____ Dataset
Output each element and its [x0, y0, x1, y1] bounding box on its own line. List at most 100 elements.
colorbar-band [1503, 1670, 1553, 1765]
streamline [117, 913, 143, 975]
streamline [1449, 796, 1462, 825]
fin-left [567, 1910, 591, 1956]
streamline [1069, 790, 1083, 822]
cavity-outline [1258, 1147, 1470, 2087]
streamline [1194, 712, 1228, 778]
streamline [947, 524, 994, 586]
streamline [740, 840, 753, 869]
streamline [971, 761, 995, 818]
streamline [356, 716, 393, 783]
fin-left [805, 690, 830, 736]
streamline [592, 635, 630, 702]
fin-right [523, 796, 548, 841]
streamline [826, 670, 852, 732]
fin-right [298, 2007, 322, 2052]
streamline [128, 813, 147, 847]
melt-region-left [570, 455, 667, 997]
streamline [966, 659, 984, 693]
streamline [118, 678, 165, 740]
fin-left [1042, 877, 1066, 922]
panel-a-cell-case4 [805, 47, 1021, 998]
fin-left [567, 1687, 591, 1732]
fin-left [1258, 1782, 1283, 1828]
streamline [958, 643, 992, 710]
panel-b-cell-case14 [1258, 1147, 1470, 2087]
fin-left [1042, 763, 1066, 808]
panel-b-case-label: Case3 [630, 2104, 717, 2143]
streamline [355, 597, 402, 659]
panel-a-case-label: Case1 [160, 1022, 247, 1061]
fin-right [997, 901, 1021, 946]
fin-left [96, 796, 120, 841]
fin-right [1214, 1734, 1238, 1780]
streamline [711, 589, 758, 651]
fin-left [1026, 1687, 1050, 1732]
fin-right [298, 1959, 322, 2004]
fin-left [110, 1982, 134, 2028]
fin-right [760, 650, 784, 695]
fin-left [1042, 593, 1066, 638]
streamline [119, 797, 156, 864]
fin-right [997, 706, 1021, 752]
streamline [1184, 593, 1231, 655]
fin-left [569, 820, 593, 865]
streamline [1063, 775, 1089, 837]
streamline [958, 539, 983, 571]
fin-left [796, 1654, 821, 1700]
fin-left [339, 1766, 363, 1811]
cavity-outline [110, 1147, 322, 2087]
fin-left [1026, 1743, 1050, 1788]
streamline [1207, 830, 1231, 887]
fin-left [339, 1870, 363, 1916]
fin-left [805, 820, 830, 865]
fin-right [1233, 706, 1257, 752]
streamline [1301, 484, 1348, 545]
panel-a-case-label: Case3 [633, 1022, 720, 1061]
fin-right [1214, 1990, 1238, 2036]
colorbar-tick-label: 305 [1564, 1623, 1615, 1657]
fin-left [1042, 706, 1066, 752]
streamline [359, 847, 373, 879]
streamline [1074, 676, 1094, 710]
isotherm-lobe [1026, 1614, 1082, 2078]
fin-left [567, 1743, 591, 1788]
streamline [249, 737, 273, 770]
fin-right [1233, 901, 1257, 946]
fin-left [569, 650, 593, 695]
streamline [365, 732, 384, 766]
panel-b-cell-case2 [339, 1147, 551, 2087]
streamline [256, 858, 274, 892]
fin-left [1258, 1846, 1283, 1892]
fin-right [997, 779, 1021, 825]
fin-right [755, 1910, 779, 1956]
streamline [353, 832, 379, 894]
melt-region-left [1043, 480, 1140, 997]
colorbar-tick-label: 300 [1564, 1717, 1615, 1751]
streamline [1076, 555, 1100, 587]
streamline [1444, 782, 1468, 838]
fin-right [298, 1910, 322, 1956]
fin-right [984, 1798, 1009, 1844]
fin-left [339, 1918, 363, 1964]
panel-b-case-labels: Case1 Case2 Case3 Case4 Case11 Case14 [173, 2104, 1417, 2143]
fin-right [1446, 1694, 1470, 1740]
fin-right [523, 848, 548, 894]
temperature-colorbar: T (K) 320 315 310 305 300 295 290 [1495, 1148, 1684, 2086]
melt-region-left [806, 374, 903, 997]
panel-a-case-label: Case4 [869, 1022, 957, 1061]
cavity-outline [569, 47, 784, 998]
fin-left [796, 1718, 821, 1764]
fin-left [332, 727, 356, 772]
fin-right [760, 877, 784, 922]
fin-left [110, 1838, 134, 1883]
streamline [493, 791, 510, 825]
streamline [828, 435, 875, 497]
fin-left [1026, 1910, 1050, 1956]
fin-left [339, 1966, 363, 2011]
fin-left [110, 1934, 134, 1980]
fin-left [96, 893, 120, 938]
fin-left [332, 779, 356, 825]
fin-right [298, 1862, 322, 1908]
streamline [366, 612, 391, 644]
________
Exercise description: Rewrite the part that runs from the start of the records through the line containing "streamline [1069, 790, 1083, 822]", putting "color-scale-band" in place of "colorbar-band" and leaving everything else as it is.

Answer to the task:
Output each element and its [x0, y0, x1, y1] bounding box on its own line. List at most 100 elements.
color-scale-band [1503, 1670, 1553, 1765]
streamline [117, 913, 143, 975]
streamline [1449, 796, 1462, 825]
fin-left [567, 1910, 591, 1956]
streamline [1069, 790, 1083, 822]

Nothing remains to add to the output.